Figure contents as structured data:

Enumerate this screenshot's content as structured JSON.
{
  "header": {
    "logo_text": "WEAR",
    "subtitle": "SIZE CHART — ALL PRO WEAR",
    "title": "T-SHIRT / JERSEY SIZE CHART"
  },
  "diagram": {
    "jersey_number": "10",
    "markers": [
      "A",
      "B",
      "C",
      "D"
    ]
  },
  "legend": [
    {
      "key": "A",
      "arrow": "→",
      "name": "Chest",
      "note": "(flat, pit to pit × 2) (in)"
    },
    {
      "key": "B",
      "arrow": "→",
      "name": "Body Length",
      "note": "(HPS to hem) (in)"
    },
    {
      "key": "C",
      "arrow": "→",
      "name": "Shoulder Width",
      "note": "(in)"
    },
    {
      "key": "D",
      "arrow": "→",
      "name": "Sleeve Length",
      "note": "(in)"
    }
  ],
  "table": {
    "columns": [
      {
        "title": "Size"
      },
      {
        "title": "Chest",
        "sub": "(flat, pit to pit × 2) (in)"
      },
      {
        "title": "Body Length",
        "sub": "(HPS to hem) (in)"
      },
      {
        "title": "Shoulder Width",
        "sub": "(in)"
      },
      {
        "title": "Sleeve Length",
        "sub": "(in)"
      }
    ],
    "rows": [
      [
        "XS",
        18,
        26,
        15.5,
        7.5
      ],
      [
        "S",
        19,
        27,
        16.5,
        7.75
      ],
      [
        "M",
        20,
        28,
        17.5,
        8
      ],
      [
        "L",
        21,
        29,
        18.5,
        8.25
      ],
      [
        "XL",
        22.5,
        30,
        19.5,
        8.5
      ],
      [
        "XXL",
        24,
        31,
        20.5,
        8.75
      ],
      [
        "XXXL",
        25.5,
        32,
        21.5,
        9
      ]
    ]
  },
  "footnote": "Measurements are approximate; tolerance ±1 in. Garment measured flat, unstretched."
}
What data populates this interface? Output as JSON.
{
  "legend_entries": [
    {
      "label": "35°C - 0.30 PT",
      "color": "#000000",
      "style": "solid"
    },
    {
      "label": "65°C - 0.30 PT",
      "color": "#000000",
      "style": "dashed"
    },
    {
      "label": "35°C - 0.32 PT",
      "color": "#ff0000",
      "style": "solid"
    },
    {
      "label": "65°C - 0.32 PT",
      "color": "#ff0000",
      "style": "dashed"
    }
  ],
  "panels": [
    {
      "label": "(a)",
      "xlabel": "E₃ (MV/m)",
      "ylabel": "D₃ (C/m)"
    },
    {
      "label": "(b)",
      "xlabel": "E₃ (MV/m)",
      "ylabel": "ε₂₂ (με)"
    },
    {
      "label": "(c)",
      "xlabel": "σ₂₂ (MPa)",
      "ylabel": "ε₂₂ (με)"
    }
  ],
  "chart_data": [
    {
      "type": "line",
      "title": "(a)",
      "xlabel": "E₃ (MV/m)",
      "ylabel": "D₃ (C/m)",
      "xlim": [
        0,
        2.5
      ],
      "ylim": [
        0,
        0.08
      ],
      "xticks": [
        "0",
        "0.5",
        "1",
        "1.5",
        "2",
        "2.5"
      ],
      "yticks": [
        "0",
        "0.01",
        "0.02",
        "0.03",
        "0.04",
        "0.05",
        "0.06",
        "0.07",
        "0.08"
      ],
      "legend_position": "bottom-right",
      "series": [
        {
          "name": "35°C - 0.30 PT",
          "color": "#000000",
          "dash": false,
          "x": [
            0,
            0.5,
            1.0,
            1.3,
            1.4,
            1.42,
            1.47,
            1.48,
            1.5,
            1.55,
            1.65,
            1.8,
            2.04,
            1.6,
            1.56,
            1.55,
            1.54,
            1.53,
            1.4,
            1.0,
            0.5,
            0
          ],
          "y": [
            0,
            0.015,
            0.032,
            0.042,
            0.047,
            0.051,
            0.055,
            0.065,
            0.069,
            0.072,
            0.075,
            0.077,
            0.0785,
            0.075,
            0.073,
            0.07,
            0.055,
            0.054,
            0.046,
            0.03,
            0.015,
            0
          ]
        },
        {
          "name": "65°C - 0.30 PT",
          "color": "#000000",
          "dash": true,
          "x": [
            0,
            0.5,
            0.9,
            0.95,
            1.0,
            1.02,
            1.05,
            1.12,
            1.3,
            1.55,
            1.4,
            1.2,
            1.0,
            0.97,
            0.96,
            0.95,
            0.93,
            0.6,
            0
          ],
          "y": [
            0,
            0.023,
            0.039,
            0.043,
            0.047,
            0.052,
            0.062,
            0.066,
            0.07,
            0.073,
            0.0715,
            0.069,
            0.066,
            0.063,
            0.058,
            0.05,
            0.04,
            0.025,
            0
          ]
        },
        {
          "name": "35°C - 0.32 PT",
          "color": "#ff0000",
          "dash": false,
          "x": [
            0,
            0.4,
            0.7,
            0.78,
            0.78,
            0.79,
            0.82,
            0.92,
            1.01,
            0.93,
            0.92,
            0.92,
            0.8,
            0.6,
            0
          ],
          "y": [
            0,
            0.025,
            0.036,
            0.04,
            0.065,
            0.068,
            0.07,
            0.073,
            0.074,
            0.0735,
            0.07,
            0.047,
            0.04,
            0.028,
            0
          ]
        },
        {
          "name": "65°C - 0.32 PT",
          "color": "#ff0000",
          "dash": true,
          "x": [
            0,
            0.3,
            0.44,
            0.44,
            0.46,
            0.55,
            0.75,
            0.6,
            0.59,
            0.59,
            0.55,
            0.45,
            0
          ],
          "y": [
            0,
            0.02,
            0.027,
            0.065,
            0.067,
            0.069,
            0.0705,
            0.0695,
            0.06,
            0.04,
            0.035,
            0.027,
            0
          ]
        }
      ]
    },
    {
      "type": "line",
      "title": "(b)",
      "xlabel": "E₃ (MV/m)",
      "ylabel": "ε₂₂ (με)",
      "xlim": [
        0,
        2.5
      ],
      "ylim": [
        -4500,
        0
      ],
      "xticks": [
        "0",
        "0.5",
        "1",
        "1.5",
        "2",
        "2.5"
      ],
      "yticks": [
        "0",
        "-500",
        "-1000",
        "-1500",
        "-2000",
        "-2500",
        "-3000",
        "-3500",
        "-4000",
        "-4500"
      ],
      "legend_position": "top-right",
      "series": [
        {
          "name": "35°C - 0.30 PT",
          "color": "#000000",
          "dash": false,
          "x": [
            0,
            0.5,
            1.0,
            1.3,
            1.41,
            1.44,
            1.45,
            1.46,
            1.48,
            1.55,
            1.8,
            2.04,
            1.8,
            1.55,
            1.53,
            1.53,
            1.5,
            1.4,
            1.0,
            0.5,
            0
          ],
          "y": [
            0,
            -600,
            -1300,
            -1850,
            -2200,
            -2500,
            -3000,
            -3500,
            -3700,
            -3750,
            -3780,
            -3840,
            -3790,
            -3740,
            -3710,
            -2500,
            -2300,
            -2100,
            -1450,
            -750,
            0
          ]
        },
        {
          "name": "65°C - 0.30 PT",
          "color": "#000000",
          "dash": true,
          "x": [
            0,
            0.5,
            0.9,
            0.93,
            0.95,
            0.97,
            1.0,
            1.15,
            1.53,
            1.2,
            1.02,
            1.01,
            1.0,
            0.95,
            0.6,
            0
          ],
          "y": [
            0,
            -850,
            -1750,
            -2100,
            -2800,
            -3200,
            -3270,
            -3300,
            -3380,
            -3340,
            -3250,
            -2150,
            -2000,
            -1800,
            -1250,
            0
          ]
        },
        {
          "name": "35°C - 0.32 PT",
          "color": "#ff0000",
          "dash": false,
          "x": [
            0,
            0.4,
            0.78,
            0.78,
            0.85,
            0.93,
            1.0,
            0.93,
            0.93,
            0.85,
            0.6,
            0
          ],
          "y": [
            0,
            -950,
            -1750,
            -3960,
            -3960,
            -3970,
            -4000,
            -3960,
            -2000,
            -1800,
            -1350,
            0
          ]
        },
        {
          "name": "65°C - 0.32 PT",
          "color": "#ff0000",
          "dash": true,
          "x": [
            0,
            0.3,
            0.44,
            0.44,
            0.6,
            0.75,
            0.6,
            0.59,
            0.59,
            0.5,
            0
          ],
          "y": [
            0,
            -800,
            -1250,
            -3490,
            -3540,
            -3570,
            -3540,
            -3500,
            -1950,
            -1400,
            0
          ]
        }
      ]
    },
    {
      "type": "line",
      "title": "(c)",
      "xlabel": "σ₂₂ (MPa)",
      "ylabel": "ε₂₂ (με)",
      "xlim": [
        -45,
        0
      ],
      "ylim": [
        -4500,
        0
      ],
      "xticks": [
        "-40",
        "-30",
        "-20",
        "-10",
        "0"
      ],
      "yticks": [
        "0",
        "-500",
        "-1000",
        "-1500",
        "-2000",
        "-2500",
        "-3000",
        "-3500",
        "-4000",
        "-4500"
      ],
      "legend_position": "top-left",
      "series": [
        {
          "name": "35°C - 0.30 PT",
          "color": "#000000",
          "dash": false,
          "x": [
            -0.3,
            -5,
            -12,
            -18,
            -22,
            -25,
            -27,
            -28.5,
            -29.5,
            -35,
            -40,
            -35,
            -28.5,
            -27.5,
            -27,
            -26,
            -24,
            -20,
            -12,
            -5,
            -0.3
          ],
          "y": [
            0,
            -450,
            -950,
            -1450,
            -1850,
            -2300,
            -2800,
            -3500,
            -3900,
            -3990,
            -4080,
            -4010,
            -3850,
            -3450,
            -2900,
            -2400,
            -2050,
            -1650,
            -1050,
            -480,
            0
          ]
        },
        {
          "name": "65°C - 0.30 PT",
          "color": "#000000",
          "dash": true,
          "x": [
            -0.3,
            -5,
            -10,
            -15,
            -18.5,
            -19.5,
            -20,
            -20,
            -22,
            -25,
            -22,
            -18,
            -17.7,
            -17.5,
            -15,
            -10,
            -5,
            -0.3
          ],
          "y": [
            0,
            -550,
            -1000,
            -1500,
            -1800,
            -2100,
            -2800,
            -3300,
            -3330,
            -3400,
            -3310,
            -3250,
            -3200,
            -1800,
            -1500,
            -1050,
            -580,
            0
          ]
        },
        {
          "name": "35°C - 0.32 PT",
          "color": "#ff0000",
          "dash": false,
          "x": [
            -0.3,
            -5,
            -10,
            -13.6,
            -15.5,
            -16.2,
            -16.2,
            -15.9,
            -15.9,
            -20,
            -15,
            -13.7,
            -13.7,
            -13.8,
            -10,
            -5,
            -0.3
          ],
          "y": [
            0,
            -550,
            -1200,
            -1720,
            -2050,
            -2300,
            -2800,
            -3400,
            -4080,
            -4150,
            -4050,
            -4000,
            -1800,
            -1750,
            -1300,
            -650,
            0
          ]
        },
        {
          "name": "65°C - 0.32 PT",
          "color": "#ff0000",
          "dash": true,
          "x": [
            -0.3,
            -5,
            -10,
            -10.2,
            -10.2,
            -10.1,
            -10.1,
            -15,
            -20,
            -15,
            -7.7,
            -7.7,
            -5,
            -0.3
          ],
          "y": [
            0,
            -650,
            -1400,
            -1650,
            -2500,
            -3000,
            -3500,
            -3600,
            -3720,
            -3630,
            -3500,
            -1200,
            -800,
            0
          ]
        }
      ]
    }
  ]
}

# Directive
Using the material above, count the lines containing the word "JSON". Reply with the number alone.

# Complete answer
2